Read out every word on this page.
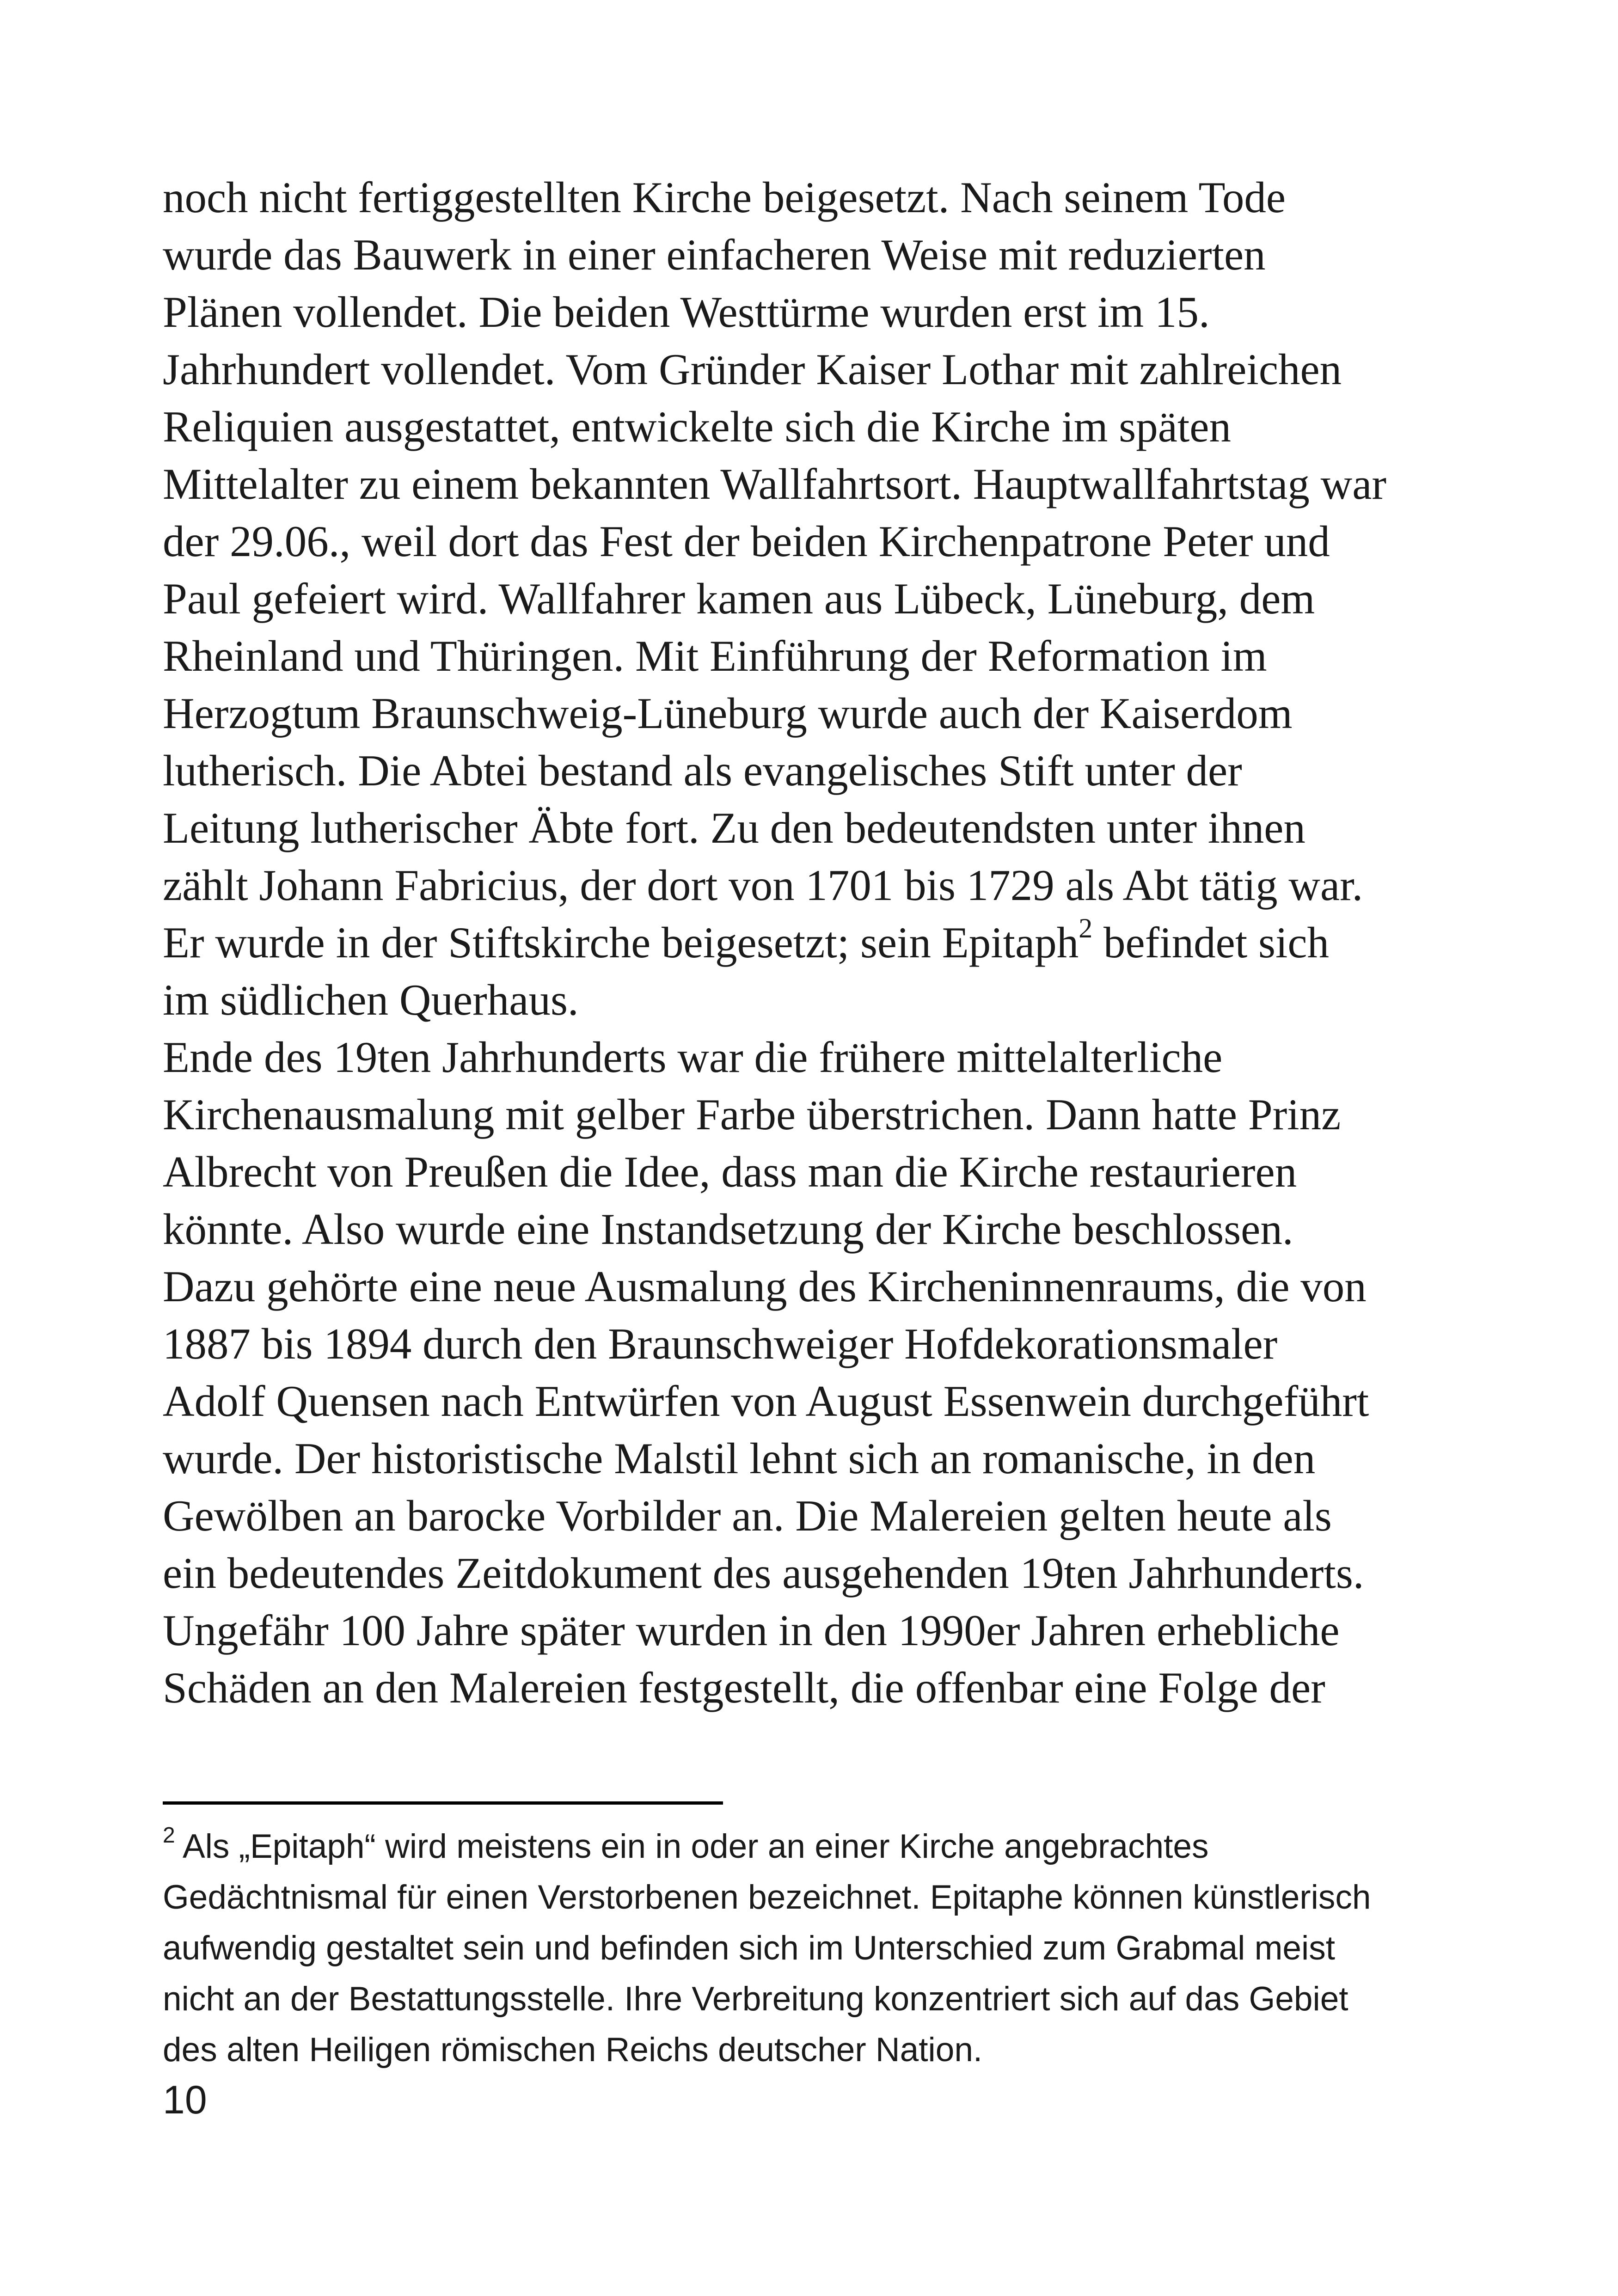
noch nicht fertiggestellten Kirche beigesetzt. Nach seinem Tode
wurde das Bauwerk in einer einfacheren Weise mit reduzierten
Plänen vollendet. Die beiden Westtürme wurden erst im 15.
Jahrhundert vollendet. Vom Gründer Kaiser Lothar mit zahlreichen
Reliquien ausgestattet, entwickelte sich die Kirche im späten
Mittelalter zu einem bekannten Wallfahrtsort. Hauptwallfahrtstag war
der 29.06., weil dort das Fest der beiden Kirchenpatrone Peter und
Paul gefeiert wird. Wallfahrer kamen aus Lübeck, Lüneburg, dem
Rheinland und Thüringen. Mit Einführung der Reformation im
Herzogtum Braunschweig-Lüneburg wurde auch der Kaiserdom
lutherisch. Die Abtei bestand als evangelisches Stift unter der
Leitung lutherischer Äbte fort. Zu den bedeutendsten unter ihnen
zählt Johann Fabricius, der dort von 1701 bis 1729 als Abt tätig war.
Er wurde in der Stiftskirche beigesetzt; sein Epitaph$^2$ befindet sich
im südlichen Querhaus.
Ende des 19ten Jahrhunderts war die frühere mittelalterliche
Kirchenausmalung mit gelber Farbe überstrichen. Dann hatte Prinz
Albrecht von Preußen die Idee, dass man die Kirche restaurieren
könnte. Also wurde eine Instandsetzung der Kirche beschlossen.
Dazu gehörte eine neue Ausmalung des Kircheninnenraums, die von
1887 bis 1894 durch den Braunschweiger Hofdekorationsmaler
Adolf Quensen nach Entwürfen von August Essenwein durchgeführt
wurde. Der historistische Malstil lehnt sich an romanische, in den
Gewölben an barocke Vorbilder an. Die Malereien gelten heute als
ein bedeutendes Zeitdokument des ausgehenden 19ten Jahrhunderts.
Ungefähr 100 Jahre später wurden in den 1990er Jahren erhebliche
Schäden an den Malereien festgestellt, die offenbar eine Folge der
$^2$ Als „Epitaph“ wird meistens ein in oder an einer Kirche angebrachtes
Gedächtnismal für einen Verstorbenen bezeichnet. Epitaphe können künstlerisch
aufwendig gestaltet sein und befinden sich im Unterschied zum Grabmal meist
nicht an der Bestattungsstelle. Ihre Verbreitung konzentriert sich auf das Gebiet
des alten Heiligen römischen Reichs deutscher Nation.
10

▶ [PROBLEM DETAILS]: Repeat the records word for word. Any picture in them should be left out.

▶ [SOLUTION TO THIS EXERCISE]:
Read out every word on this page.
noch nicht fertiggestellten Kirche beigesetzt. Nach seinem Tode
wurde das Bauwerk in einer einfacheren Weise mit reduzierten
Plänen vollendet. Die beiden Westtürme wurden erst im 15.
Jahrhundert vollendet. Vom Gründer Kaiser Lothar mit zahlreichen
Reliquien ausgestattet, entwickelte sich die Kirche im späten
Mittelalter zu einem bekannten Wallfahrtsort. Hauptwallfahrtstag war
der 29.06., weil dort das Fest der beiden Kirchenpatrone Peter und
Paul gefeiert wird. Wallfahrer kamen aus Lübeck, Lüneburg, dem
Rheinland und Thüringen. Mit Einführung der Reformation im
Herzogtum Braunschweig-Lüneburg wurde auch der Kaiserdom
lutherisch. Die Abtei bestand als evangelisches Stift unter der
Leitung lutherischer Äbte fort. Zu den bedeutendsten unter ihnen
zählt Johann Fabricius, der dort von 1701 bis 1729 als Abt tätig war.
Er wurde in der Stiftskirche beigesetzt; sein Epitaph$^2$ befindet sich
im südlichen Querhaus.
Ende des 19ten Jahrhunderts war die frühere mittelalterliche
Kirchenausmalung mit gelber Farbe überstrichen. Dann hatte Prinz
Albrecht von Preußen die Idee, dass man die Kirche restaurieren
könnte. Also wurde eine Instandsetzung der Kirche beschlossen.
Dazu gehörte eine neue Ausmalung des Kircheninnenraums, die von
1887 bis 1894 durch den Braunschweiger Hofdekorationsmaler
Adolf Quensen nach Entwürfen von August Essenwein durchgeführt
wurde. Der historistische Malstil lehnt sich an romanische, in den
Gewölben an barocke Vorbilder an. Die Malereien gelten heute als
ein bedeutendes Zeitdokument des ausgehenden 19ten Jahrhunderts.
Ungefähr 100 Jahre später wurden in den 1990er Jahren erhebliche
Schäden an den Malereien festgestellt, die offenbar eine Folge der
$^2$ Als „Epitaph“ wird meistens ein in oder an einer Kirche angebrachtes
Gedächtnismal für einen Verstorbenen bezeichnet. Epitaphe können künstlerisch
aufwendig gestaltet sein und befinden sich im Unterschied zum Grabmal meist
nicht an der Bestattungsstelle. Ihre Verbreitung konzentriert sich auf das Gebiet
des alten Heiligen römischen Reichs deutscher Nation.
10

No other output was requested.